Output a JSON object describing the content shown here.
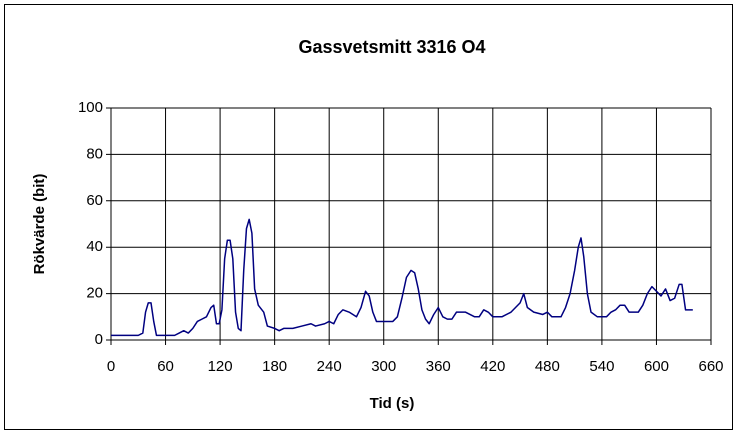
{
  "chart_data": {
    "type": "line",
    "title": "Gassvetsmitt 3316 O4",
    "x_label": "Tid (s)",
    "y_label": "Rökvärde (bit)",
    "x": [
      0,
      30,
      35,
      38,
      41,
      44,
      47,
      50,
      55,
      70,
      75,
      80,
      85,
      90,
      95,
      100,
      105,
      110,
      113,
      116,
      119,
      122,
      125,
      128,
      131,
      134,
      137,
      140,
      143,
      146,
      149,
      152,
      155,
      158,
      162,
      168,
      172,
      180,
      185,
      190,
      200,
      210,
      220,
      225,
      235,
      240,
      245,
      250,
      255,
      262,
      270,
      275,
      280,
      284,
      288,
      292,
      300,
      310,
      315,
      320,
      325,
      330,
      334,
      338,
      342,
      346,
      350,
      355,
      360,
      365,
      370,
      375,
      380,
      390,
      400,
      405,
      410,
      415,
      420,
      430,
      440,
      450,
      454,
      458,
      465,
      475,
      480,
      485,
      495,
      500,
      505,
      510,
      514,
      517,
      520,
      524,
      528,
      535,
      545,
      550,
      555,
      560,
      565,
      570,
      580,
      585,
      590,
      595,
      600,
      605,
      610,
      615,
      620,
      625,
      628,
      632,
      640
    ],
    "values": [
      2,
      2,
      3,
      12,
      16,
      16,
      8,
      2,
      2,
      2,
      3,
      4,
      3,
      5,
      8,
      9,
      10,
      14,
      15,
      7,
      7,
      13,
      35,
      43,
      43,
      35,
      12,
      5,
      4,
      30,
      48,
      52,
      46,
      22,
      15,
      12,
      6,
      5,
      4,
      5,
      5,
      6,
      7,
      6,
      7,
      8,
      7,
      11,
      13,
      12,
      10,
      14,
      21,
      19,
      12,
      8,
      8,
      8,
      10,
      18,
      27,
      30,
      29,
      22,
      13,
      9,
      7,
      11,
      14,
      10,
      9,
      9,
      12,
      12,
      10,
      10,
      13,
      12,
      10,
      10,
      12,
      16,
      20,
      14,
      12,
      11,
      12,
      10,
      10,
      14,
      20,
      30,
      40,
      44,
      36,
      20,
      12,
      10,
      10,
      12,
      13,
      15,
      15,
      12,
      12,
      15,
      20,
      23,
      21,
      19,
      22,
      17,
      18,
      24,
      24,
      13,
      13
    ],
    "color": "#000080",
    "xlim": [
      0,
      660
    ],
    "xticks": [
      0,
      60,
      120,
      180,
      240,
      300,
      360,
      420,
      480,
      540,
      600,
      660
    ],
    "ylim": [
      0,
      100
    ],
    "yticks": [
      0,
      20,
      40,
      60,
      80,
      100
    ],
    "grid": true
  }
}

--

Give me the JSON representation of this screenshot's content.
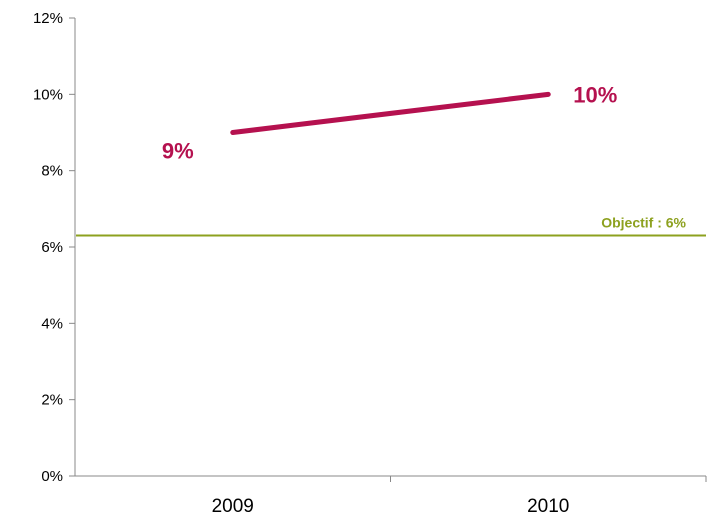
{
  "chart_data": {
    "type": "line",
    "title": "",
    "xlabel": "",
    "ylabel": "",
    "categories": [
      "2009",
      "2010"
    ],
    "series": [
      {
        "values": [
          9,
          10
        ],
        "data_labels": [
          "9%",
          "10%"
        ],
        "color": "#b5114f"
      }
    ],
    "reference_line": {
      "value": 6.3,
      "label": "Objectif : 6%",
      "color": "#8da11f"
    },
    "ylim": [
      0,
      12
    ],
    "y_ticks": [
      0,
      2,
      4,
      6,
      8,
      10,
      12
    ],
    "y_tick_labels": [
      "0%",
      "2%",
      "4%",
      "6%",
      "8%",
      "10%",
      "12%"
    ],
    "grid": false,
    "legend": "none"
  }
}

* * *

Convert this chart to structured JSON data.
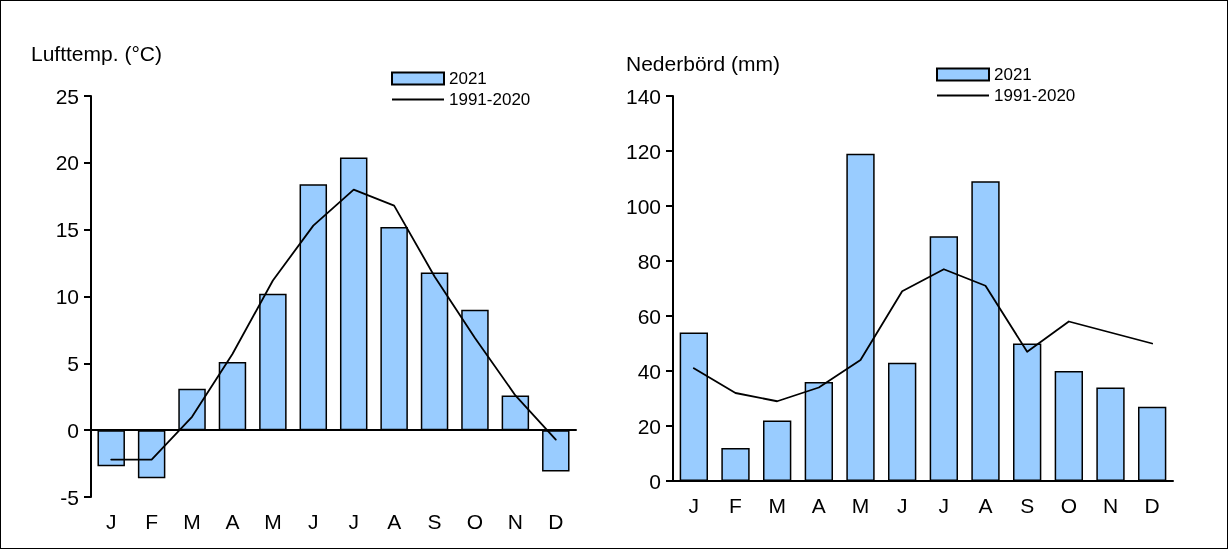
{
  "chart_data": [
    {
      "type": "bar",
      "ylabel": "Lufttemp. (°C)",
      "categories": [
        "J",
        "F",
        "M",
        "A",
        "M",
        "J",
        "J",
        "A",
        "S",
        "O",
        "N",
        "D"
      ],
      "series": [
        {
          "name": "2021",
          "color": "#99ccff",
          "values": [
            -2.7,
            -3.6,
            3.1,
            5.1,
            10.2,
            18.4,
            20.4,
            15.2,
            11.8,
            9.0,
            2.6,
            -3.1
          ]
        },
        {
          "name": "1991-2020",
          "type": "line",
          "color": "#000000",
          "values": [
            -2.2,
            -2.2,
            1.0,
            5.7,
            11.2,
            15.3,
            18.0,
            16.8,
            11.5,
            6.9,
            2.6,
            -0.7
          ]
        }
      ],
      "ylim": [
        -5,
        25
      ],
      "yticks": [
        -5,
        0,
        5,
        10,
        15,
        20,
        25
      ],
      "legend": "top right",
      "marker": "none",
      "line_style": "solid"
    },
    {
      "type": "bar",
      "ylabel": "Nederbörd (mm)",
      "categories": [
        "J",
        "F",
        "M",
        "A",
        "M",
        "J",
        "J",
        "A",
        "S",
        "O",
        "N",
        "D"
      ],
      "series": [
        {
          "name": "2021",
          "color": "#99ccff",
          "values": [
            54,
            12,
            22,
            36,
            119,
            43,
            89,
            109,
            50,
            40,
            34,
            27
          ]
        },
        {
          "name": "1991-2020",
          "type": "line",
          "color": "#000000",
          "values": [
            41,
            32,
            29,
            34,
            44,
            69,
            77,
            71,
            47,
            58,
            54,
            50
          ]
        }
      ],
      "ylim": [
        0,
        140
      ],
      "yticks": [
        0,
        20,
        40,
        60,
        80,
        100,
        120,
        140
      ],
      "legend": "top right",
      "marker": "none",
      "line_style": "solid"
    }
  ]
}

REQUIREMENTS
Copy every line in the listing above where the string "color" turns up.

OUTPUT OF THE EXERCISE
    "color": "#000080",
        "color": "#b5114f"
      "color": "#8da11f"
          "color": "#99ccff",
          "color": "#000000",
          "color": "#99ccff",
          "color": "#000000",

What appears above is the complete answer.